→ WHAT THIS TASK INVOLVES
Omit every picture and write out the rest of the records exactly.

→ SUPPLIED ENTRIES
◆ ◆ ◆ ◆
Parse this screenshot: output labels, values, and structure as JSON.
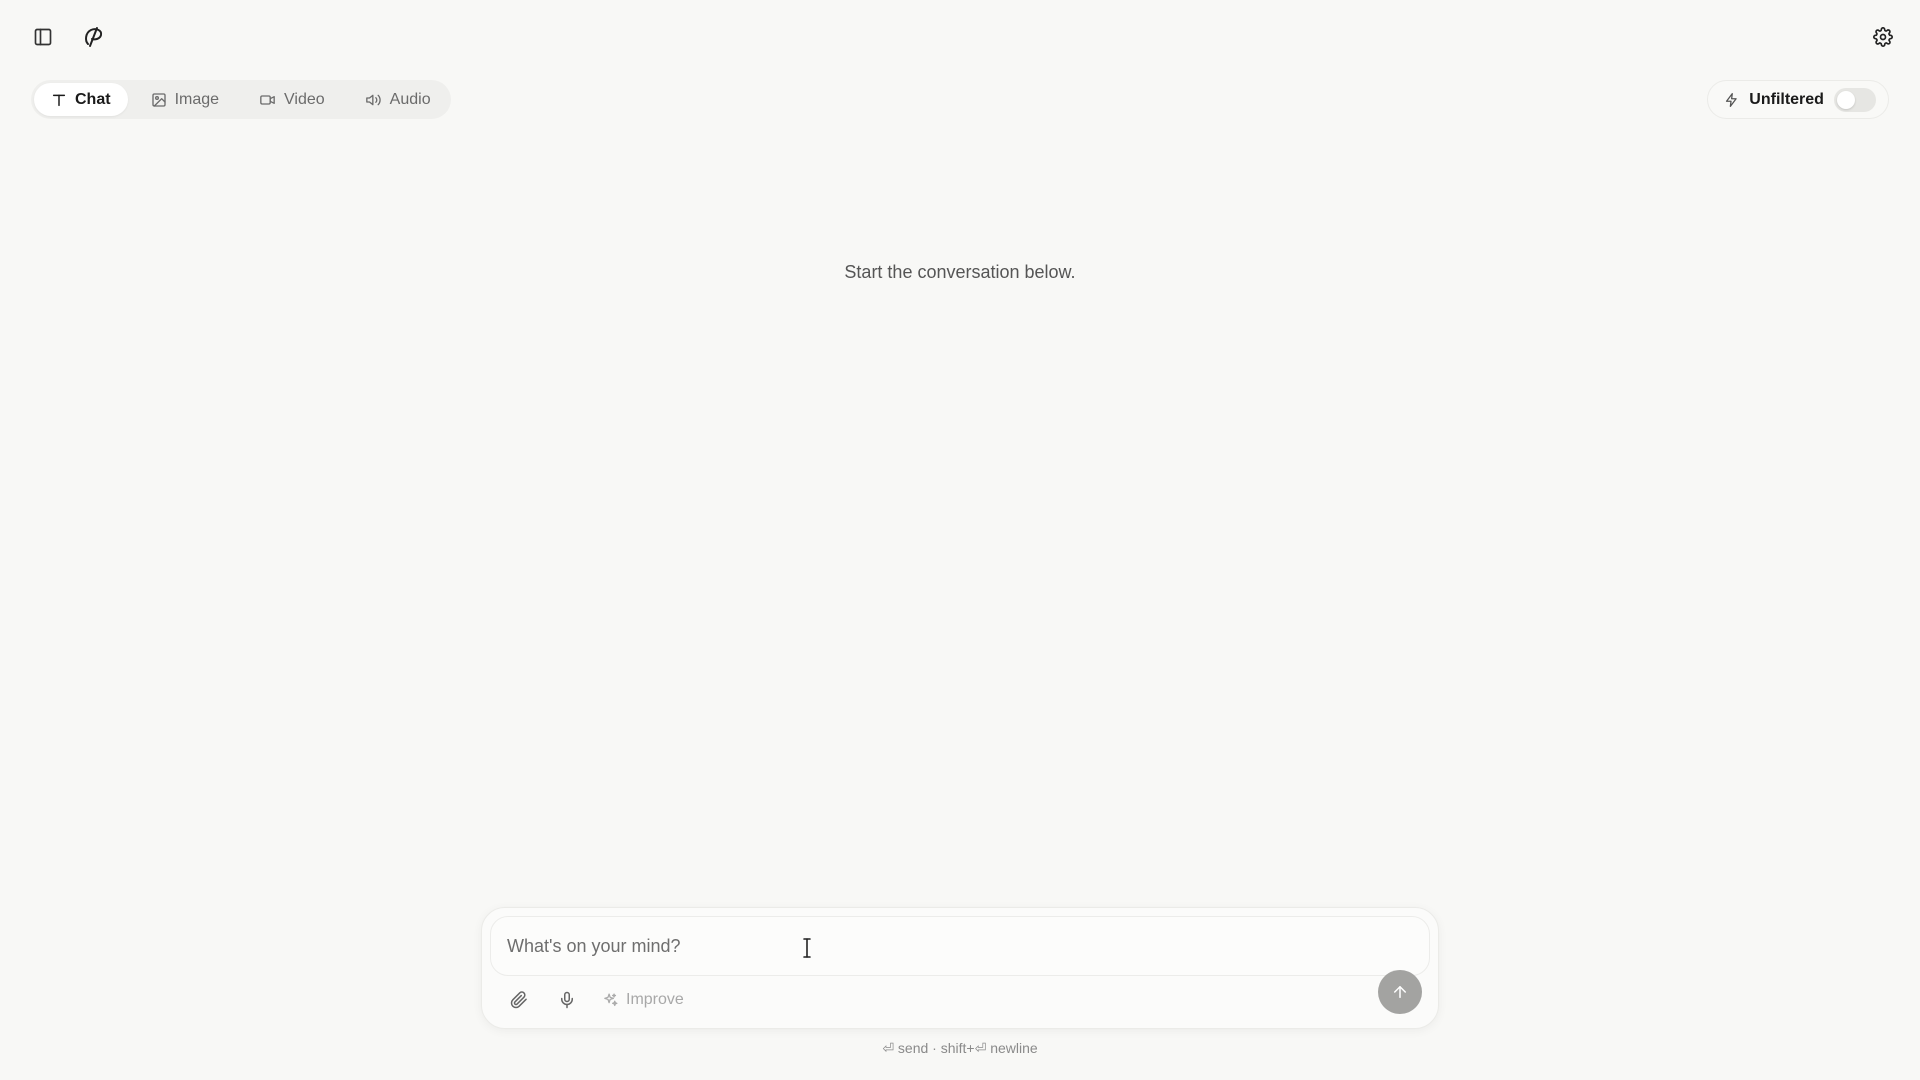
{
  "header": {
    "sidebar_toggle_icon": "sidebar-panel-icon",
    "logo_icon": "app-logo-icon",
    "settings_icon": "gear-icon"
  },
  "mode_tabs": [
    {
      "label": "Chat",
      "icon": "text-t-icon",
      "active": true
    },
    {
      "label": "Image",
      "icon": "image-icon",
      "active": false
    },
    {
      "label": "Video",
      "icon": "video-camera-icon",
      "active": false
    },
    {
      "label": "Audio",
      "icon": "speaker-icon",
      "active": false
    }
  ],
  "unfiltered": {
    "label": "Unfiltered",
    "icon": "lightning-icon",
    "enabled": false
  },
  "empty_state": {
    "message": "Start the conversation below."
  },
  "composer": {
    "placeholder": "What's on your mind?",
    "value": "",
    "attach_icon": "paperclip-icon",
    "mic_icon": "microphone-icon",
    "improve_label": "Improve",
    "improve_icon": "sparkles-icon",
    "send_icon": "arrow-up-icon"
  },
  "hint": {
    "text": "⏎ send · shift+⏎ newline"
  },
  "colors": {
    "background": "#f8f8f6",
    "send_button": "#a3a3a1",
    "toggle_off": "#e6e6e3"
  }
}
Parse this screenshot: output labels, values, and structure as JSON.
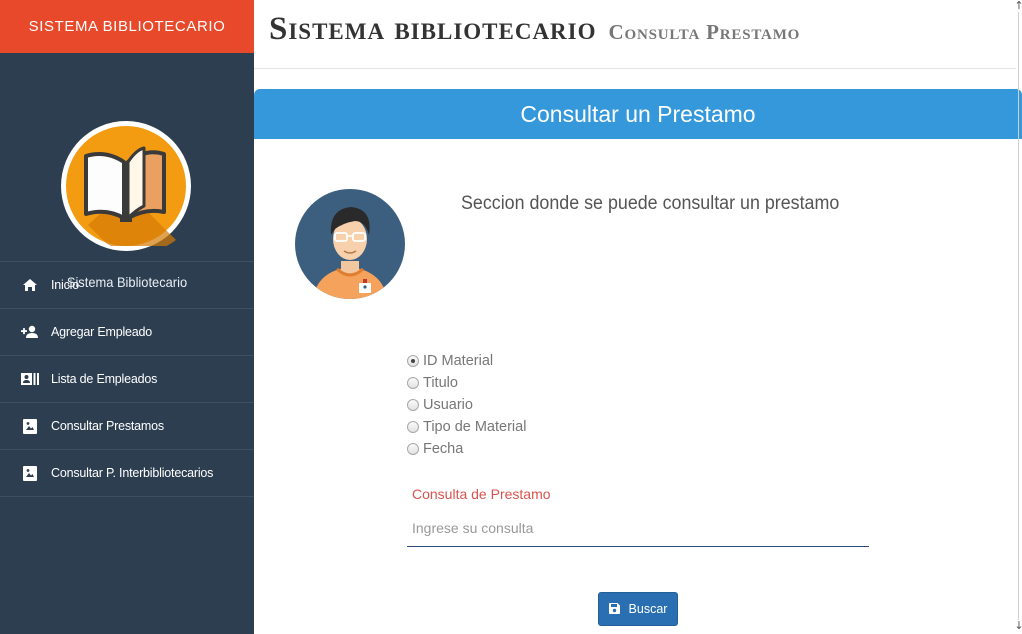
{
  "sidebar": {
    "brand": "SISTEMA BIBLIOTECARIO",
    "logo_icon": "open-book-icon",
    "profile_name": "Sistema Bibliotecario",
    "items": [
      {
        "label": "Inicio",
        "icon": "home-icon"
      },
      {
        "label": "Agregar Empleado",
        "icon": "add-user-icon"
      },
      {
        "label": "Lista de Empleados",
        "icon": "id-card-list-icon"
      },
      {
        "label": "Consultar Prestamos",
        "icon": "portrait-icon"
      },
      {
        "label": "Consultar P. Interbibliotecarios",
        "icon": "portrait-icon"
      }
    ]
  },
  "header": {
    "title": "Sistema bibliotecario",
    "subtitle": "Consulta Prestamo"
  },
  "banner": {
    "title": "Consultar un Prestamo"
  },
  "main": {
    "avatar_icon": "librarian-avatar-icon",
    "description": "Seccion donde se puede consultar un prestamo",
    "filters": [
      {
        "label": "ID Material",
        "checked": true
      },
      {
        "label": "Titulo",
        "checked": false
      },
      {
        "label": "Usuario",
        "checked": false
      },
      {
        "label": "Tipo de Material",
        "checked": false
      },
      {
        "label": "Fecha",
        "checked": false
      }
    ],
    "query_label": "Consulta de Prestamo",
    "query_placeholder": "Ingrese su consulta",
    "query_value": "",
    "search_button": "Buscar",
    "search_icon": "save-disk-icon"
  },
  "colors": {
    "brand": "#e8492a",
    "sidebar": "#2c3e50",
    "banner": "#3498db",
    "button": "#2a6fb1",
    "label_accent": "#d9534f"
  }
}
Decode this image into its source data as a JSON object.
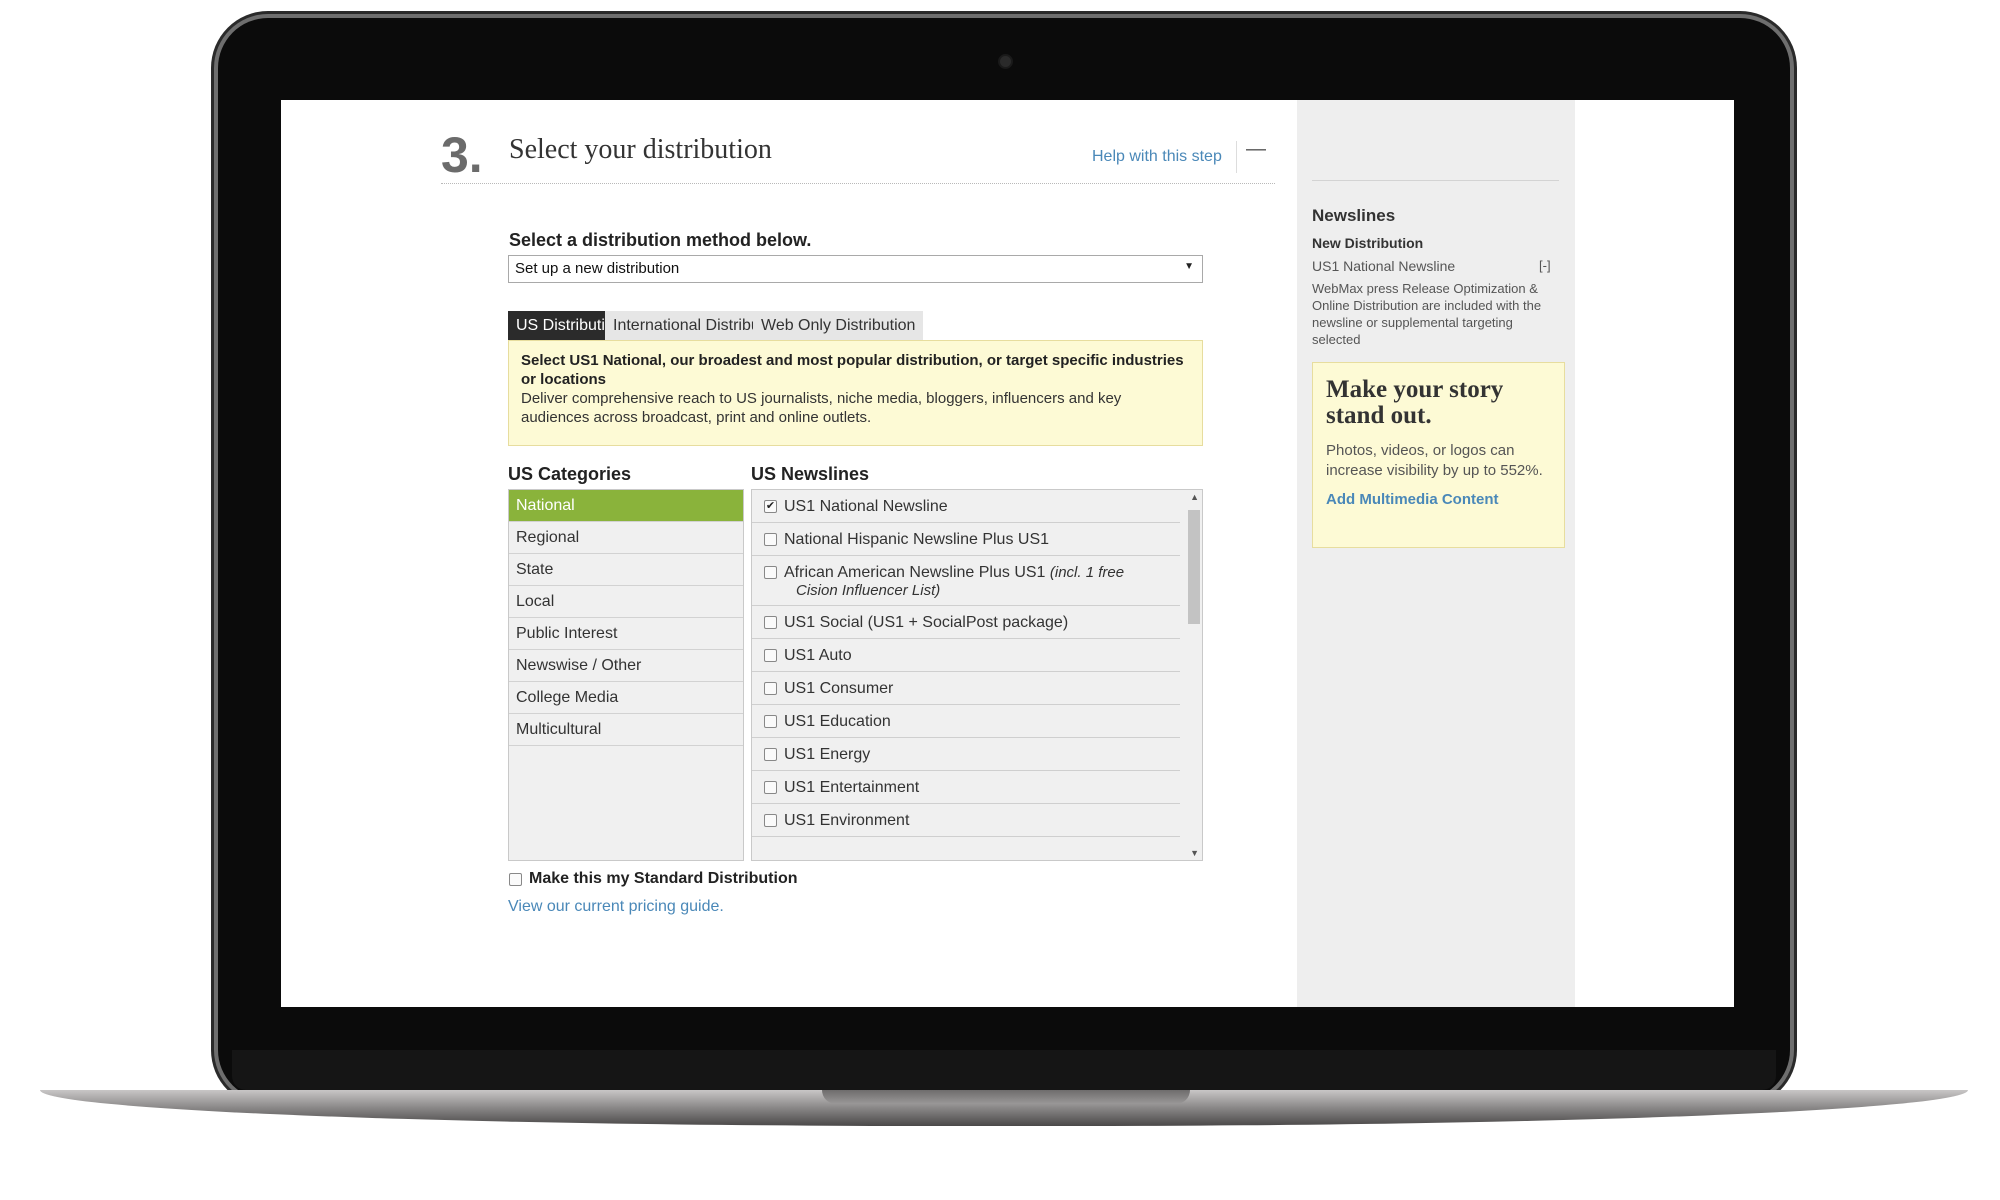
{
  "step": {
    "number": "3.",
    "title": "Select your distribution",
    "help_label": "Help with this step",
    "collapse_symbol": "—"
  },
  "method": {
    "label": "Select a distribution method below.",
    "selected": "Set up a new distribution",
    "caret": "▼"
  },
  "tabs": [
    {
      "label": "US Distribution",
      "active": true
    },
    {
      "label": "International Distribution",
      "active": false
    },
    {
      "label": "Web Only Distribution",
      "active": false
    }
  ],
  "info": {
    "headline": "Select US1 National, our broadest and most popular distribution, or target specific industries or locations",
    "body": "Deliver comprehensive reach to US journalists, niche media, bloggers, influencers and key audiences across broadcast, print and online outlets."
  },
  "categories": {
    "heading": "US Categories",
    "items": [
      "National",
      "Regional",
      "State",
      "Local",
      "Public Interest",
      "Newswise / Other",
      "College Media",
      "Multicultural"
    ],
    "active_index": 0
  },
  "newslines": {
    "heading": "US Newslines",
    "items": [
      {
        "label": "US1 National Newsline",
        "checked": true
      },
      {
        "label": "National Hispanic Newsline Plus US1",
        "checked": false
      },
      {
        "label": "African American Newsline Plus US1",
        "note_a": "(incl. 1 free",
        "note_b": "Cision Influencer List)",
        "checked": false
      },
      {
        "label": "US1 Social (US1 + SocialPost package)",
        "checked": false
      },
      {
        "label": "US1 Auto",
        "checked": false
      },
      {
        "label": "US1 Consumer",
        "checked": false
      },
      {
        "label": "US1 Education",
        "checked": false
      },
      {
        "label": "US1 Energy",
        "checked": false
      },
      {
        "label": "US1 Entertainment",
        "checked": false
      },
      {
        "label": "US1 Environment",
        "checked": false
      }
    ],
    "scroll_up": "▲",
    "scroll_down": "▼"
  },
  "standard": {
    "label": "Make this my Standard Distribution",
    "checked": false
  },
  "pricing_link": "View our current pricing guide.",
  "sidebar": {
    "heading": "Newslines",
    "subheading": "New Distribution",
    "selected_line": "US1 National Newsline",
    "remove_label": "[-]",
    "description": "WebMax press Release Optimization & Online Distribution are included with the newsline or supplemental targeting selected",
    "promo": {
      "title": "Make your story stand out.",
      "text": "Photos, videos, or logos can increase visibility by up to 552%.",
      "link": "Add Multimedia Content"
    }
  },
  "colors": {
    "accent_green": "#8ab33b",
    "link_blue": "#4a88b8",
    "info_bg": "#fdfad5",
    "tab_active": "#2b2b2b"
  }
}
◆ ◆ ◆ ◆
→ RESULT FOR THIS TASK
Parse this screenshot: output labels, values, and structure as JSON.
{
  "header": {
    "sidebar_toggle_icon": "sidebar-panel-icon",
    "logo_icon": "app-logo-icon",
    "settings_icon": "gear-icon"
  },
  "mode_tabs": [
    {
      "label": "Chat",
      "icon": "text-t-icon",
      "active": true
    },
    {
      "label": "Image",
      "icon": "image-icon",
      "active": false
    },
    {
      "label": "Video",
      "icon": "video-camera-icon",
      "active": false
    },
    {
      "label": "Audio",
      "icon": "speaker-icon",
      "active": false
    }
  ],
  "unfiltered": {
    "label": "Unfiltered",
    "icon": "lightning-icon",
    "enabled": false
  },
  "empty_state": {
    "message": "Start the conversation below."
  },
  "composer": {
    "placeholder": "What's on your mind?",
    "value": "",
    "attach_icon": "paperclip-icon",
    "mic_icon": "microphone-icon",
    "improve_label": "Improve",
    "improve_icon": "sparkles-icon",
    "send_icon": "arrow-up-icon"
  },
  "hint": {
    "text": "⏎ send · shift+⏎ newline"
  },
  "colors": {
    "background": "#f8f8f6",
    "send_button": "#a3a3a1",
    "toggle_off": "#e6e6e3"
  }
}
Parse this screenshot: output labels, values, and structure as JSON.
{
  "sidebar": {
    "brand": "SISTEMA BIBLIOTECARIO",
    "logo_icon": "open-book-icon",
    "profile_name": "Sistema Bibliotecario",
    "items": [
      {
        "label": "Inicio",
        "icon": "home-icon"
      },
      {
        "label": "Agregar Empleado",
        "icon": "add-user-icon"
      },
      {
        "label": "Lista de Empleados",
        "icon": "id-card-list-icon"
      },
      {
        "label": "Consultar Prestamos",
        "icon": "portrait-icon"
      },
      {
        "label": "Consultar P. Interbibliotecarios",
        "icon": "portrait-icon"
      }
    ]
  },
  "header": {
    "title": "Sistema bibliotecario",
    "subtitle": "Consulta Prestamo"
  },
  "banner": {
    "title": "Consultar un Prestamo"
  },
  "main": {
    "avatar_icon": "librarian-avatar-icon",
    "description": "Seccion donde se puede consultar un prestamo",
    "filters": [
      {
        "label": "ID Material",
        "checked": true
      },
      {
        "label": "Titulo",
        "checked": false
      },
      {
        "label": "Usuario",
        "checked": false
      },
      {
        "label": "Tipo de Material",
        "checked": false
      },
      {
        "label": "Fecha",
        "checked": false
      }
    ],
    "query_label": "Consulta de Prestamo",
    "query_placeholder": "Ingrese su consulta",
    "query_value": "",
    "search_button": "Buscar",
    "search_icon": "save-disk-icon"
  },
  "colors": {
    "brand": "#e8492a",
    "sidebar": "#2c3e50",
    "banner": "#3498db",
    "button": "#2a6fb1",
    "label_accent": "#d9534f"
  }
}
Decode this image into its source data as a JSON object.
{
  "step": {
    "number": "3.",
    "title": "Select your distribution",
    "help_label": "Help with this step",
    "collapse_symbol": "—"
  },
  "method": {
    "label": "Select a distribution method below.",
    "selected": "Set up a new distribution",
    "caret": "▼"
  },
  "tabs": [
    {
      "label": "US Distribution",
      "active": true
    },
    {
      "label": "International Distribution",
      "active": false
    },
    {
      "label": "Web Only Distribution",
      "active": false
    }
  ],
  "info": {
    "headline": "Select US1 National, our broadest and most popular distribution, or target specific industries or locations",
    "body": "Deliver comprehensive reach to US journalists, niche media, bloggers, influencers and key audiences across broadcast, print and online outlets."
  },
  "categories": {
    "heading": "US Categories",
    "items": [
      "National",
      "Regional",
      "State",
      "Local",
      "Public Interest",
      "Newswise / Other",
      "College Media",
      "Multicultural"
    ],
    "active_index": 0
  },
  "newslines": {
    "heading": "US Newslines",
    "items": [
      {
        "label": "US1 National Newsline",
        "checked": true
      },
      {
        "label": "National Hispanic Newsline Plus US1",
        "checked": false
      },
      {
        "label": "African American Newsline Plus US1",
        "note_a": "(incl. 1 free",
        "note_b": "Cision Influencer List)",
        "checked": false
      },
      {
        "label": "US1 Social (US1 + SocialPost package)",
        "checked": false
      },
      {
        "label": "US1 Auto",
        "checked": false
      },
      {
        "label": "US1 Consumer",
        "checked": false
      },
      {
        "label": "US1 Education",
        "checked": false
      },
      {
        "label": "US1 Energy",
        "checked": false
      },
      {
        "label": "US1 Entertainment",
        "checked": false
      },
      {
        "label": "US1 Environment",
        "checked": false
      }
    ],
    "scroll_up": "▲",
    "scroll_down": "▼"
  },
  "standard": {
    "label": "Make this my Standard Distribution",
    "checked": false
  },
  "pricing_link": "View our current pricing guide.",
  "sidebar": {
    "heading": "Newslines",
    "subheading": "New Distribution",
    "selected_line": "US1 National Newsline",
    "remove_label": "[-]",
    "description": "WebMax press Release Optimization & Online Distribution are included with the newsline or supplemental targeting selected",
    "promo": {
      "title": "Make your story stand out.",
      "text": "Photos, videos, or logos can increase visibility by up to 552%.",
      "link": "Add Multimedia Content"
    }
  },
  "colors": {
    "accent_green": "#8ab33b",
    "link_blue": "#4a88b8",
    "info_bg": "#fdfad5",
    "tab_active": "#2b2b2b"
  }
}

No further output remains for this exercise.